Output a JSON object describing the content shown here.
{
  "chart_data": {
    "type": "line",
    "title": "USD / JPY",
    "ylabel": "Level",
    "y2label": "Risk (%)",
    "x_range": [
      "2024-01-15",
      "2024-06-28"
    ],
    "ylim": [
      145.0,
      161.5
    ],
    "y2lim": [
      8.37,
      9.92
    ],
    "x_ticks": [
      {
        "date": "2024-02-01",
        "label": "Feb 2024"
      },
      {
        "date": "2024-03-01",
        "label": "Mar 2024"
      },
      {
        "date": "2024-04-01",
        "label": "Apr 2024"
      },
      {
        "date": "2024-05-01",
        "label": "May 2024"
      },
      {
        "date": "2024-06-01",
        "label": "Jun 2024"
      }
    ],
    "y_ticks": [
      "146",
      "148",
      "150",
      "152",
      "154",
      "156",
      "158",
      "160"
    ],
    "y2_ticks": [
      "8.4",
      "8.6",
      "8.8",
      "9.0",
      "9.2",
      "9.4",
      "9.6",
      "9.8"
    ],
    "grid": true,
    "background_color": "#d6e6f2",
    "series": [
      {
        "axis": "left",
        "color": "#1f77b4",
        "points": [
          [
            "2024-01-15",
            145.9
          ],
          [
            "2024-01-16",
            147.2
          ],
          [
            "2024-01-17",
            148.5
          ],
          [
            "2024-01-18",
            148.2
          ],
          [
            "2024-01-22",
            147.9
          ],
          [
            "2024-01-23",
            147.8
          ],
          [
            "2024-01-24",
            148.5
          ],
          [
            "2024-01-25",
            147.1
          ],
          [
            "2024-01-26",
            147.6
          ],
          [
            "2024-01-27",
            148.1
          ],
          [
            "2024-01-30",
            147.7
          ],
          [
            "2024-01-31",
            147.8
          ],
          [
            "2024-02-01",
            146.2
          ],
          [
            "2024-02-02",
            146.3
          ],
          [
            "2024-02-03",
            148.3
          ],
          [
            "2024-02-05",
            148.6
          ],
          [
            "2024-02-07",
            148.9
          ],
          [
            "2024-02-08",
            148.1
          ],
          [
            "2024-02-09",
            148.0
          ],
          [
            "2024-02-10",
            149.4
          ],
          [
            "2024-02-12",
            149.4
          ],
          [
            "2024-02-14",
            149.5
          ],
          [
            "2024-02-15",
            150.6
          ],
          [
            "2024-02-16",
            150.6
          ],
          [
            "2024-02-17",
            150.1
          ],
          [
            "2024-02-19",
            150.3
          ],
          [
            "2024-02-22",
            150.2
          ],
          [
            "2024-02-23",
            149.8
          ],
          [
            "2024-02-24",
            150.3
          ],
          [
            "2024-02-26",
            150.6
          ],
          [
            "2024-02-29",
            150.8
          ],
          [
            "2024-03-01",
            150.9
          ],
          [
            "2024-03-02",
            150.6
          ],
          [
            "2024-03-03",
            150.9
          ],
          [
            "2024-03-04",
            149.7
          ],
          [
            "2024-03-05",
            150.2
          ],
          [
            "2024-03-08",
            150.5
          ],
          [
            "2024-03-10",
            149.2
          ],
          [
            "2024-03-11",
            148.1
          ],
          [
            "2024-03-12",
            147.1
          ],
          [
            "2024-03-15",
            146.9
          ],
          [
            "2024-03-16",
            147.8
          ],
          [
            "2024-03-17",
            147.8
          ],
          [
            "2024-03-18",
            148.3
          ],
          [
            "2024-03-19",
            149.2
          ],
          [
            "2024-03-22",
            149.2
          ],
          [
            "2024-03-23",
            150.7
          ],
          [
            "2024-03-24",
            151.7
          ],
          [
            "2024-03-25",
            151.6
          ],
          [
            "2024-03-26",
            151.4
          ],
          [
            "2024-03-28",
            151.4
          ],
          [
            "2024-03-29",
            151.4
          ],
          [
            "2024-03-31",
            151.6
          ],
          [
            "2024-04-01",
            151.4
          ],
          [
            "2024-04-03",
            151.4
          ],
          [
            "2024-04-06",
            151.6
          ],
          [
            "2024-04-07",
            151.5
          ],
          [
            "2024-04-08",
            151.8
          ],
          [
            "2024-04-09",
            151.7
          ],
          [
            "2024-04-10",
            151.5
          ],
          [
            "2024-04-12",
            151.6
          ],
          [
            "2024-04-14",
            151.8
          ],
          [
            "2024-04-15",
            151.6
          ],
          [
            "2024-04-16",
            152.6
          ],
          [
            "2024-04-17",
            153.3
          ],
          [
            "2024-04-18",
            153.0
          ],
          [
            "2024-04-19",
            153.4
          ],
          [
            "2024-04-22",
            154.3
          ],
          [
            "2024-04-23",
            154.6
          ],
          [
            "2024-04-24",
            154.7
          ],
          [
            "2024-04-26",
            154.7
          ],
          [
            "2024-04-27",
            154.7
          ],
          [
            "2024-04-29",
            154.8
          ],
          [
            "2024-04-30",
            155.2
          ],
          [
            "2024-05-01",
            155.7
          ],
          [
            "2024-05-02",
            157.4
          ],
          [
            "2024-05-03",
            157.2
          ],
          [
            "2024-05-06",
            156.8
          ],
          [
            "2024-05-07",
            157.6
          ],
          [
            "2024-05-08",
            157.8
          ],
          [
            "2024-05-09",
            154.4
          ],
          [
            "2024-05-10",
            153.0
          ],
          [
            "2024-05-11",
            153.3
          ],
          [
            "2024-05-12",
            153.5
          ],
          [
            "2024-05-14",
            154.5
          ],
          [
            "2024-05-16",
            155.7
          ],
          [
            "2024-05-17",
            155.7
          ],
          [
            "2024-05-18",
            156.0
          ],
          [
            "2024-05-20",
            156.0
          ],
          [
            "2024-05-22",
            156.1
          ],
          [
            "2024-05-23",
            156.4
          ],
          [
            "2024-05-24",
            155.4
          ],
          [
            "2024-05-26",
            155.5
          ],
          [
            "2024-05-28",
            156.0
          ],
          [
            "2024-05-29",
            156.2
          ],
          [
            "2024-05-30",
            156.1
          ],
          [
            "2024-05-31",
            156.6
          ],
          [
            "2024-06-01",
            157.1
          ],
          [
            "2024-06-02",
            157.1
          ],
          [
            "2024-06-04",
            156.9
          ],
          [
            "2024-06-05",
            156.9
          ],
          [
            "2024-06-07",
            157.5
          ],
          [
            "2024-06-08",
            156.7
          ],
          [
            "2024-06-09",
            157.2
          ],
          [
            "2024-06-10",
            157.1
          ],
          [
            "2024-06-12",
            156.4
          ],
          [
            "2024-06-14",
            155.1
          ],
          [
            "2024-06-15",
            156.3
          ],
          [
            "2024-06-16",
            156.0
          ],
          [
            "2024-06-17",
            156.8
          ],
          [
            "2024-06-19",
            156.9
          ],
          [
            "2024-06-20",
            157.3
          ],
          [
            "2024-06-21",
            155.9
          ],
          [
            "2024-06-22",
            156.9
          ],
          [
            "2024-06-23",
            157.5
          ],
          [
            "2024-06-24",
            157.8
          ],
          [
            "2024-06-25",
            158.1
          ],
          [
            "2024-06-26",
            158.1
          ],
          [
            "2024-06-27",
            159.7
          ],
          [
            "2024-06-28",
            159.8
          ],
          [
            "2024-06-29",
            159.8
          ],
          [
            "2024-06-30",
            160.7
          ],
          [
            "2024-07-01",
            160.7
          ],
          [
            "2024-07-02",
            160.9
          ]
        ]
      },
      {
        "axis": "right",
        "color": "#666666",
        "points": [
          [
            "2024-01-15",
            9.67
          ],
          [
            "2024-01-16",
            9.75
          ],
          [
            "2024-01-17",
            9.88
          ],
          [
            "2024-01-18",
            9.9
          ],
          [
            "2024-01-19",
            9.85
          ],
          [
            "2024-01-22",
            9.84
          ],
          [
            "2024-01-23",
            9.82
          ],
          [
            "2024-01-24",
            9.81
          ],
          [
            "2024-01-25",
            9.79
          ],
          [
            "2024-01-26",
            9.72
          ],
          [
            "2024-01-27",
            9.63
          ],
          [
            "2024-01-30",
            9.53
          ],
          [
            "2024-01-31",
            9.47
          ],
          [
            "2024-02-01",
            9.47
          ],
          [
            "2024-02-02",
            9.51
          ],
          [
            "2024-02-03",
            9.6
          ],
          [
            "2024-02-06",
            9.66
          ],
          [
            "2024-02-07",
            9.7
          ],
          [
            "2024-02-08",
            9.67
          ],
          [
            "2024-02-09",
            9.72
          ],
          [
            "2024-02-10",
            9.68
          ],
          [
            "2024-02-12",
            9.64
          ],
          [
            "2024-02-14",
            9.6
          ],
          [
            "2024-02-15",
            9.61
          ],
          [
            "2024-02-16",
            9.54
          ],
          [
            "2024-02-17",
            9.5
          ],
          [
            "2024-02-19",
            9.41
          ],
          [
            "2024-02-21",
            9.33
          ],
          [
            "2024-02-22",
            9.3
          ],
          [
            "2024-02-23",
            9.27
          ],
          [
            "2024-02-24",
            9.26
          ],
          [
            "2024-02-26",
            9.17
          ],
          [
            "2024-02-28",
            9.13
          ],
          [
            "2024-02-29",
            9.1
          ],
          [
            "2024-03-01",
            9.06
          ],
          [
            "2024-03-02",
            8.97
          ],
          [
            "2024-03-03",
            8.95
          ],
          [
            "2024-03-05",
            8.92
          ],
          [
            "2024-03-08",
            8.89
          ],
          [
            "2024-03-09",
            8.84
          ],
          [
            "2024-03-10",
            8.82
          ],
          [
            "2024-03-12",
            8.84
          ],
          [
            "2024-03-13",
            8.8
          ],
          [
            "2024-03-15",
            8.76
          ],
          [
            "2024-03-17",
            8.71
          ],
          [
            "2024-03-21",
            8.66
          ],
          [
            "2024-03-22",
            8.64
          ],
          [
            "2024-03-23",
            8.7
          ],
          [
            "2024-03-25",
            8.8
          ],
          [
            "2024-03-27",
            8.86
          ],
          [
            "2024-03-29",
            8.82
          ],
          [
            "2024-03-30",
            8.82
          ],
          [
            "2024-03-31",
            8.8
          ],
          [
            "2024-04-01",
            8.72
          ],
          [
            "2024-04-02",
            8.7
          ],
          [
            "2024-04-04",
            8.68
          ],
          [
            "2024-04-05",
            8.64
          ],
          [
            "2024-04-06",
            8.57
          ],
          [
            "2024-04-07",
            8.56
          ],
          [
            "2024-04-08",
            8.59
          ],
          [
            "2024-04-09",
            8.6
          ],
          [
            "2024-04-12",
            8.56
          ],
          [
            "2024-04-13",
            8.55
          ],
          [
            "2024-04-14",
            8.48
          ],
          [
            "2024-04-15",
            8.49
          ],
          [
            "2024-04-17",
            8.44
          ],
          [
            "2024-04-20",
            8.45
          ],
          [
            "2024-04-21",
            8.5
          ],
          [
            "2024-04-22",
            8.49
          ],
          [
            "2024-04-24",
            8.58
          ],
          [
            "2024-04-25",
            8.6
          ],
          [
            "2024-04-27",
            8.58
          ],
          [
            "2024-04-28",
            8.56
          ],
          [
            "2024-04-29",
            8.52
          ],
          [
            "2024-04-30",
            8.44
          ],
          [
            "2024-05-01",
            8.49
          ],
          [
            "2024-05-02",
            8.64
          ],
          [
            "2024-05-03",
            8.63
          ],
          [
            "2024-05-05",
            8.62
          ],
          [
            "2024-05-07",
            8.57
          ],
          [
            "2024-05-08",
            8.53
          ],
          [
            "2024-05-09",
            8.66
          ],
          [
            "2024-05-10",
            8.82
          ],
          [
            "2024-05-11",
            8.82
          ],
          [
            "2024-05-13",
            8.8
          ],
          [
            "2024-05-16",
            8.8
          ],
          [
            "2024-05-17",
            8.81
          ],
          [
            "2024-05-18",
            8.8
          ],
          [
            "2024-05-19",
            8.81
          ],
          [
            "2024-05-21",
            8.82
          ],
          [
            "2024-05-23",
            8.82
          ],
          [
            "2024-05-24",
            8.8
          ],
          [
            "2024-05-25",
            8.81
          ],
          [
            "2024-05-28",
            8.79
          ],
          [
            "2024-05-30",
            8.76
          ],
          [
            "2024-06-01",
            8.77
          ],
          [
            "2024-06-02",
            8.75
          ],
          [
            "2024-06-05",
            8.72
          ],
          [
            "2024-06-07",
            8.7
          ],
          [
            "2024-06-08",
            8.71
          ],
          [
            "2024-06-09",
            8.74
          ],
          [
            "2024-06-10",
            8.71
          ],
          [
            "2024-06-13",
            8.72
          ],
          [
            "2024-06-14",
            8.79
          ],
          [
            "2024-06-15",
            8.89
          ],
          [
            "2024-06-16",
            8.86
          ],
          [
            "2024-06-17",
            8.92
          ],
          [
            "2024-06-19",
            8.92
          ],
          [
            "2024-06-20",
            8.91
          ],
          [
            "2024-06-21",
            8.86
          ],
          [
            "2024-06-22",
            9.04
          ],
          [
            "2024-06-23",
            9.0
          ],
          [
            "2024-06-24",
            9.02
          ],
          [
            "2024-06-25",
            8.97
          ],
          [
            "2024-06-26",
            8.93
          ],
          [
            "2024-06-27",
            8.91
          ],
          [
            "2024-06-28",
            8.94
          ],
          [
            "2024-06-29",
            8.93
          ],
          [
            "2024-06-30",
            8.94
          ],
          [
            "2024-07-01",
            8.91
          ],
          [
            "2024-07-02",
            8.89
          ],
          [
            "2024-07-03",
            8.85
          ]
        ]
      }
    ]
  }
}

• • • • • • •

The request: Go through the data and gather every line that holds "date".

Output for this task:
        "date": "2024-02-01",
        "date": "2024-03-01",
        "date": "2024-04-01",
        "date": "2024-05-01",
        "date": "2024-06-01",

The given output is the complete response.